───── Entrées fournies ─────

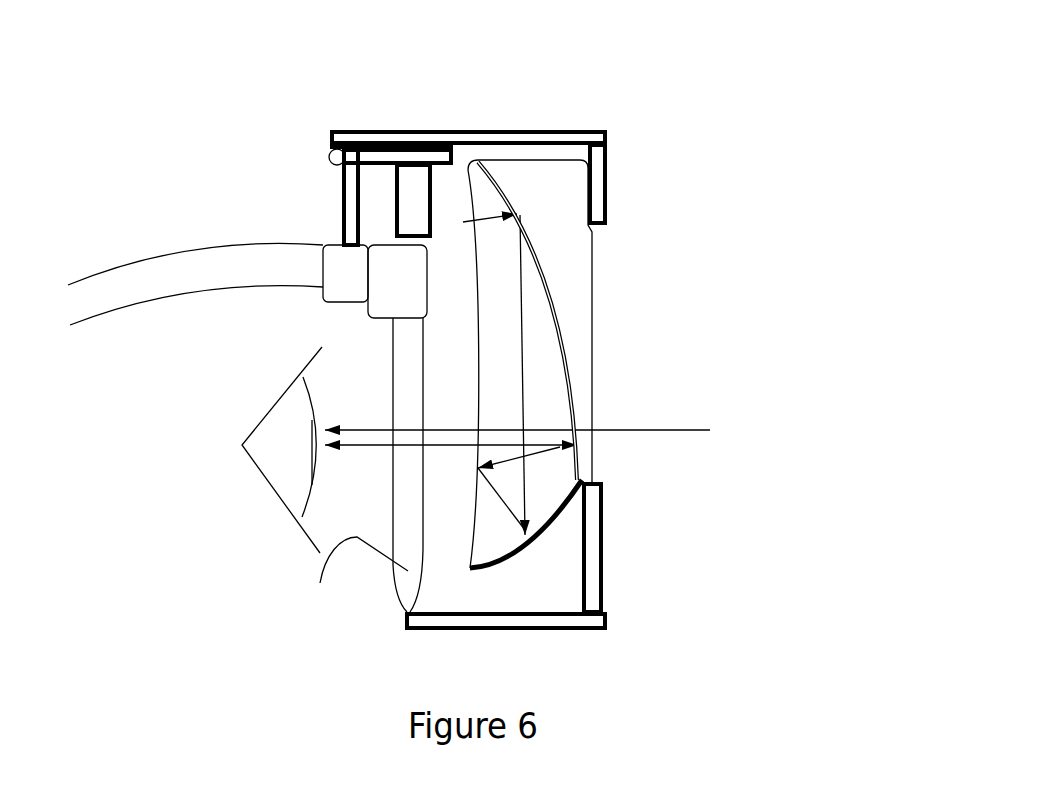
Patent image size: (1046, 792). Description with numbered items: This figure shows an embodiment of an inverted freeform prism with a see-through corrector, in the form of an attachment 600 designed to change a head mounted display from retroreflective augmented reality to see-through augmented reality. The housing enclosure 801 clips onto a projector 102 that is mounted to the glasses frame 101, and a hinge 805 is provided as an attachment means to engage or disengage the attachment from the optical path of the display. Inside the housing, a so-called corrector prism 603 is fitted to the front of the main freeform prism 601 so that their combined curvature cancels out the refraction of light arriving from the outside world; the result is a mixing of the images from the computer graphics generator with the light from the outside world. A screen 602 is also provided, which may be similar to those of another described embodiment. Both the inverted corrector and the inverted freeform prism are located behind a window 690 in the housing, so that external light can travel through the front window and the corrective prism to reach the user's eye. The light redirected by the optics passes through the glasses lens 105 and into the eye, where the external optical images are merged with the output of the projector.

The attachment 600 is at (418, 88).
The hinge 805 is at (331, 151).
The projector 102 is at (380, 222).
The main freeform prism 601 is at (498, 192).
The corrector prism 603 is at (575, 293).
The window 690 is at (652, 327).
The screen 602 is at (532, 540).
The housing enclosure 801 is at (610, 628).
The glasses lens 105 is at (354, 480).
The glasses frame 101 is at (260, 292).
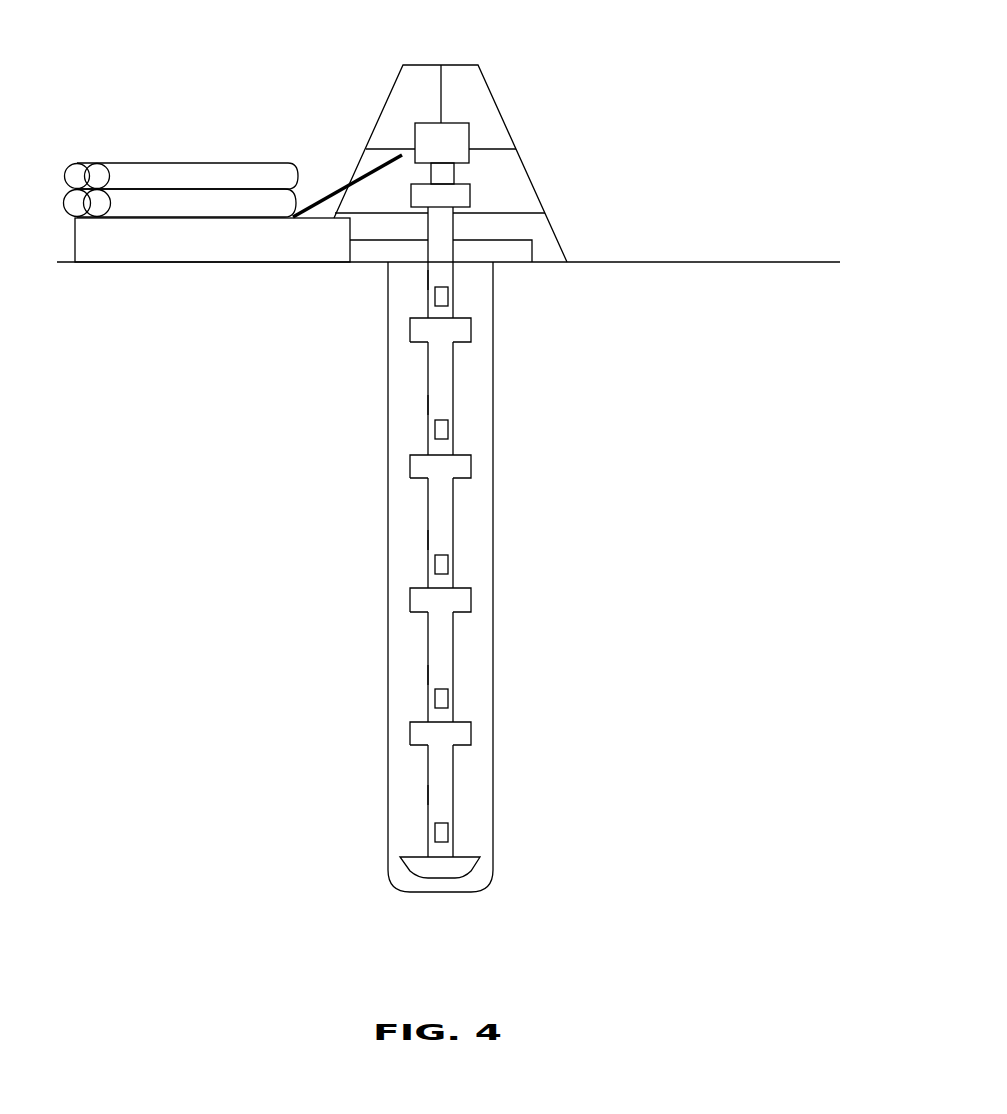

─────

◆ **Travail à faire**
Recopiez mot pour mot l'ensemble des lignes des entrées ci-dessus, en omettant les images.

◆ **Réponse au problème**
Patent image size: (1046, 792). Description with numbered items: This figure shows an embodiment of an inverted freeform prism with a see-through corrector, in the form of an attachment 600 designed to change a head mounted display from retroreflective augmented reality to see-through augmented reality. The housing enclosure 801 clips onto a projector 102 that is mounted to the glasses frame 101, and a hinge 805 is provided as an attachment means to engage or disengage the attachment from the optical path of the display. Inside the housing, a so-called corrector prism 603 is fitted to the front of the main freeform prism 601 so that their combined curvature cancels out the refraction of light arriving from the outside world; the result is a mixing of the images from the computer graphics generator with the light from the outside world. A screen 602 is also provided, which may be similar to those of another described embodiment. Both the inverted corrector and the inverted freeform prism are located behind a window 690 in the housing, so that external light can travel through the front window and the corrective prism to reach the user's eye. The light redirected by the optics passes through the glasses lens 105 and into the eye, where the external optical images are merged with the output of the projector.

The attachment 600 is at (418, 88).
The hinge 805 is at (331, 151).
The projector 102 is at (380, 222).
The main freeform prism 601 is at (498, 192).
The corrector prism 603 is at (575, 293).
The window 690 is at (652, 327).
The screen 602 is at (532, 540).
The housing enclosure 801 is at (610, 628).
The glasses lens 105 is at (354, 480).
The glasses frame 101 is at (260, 292).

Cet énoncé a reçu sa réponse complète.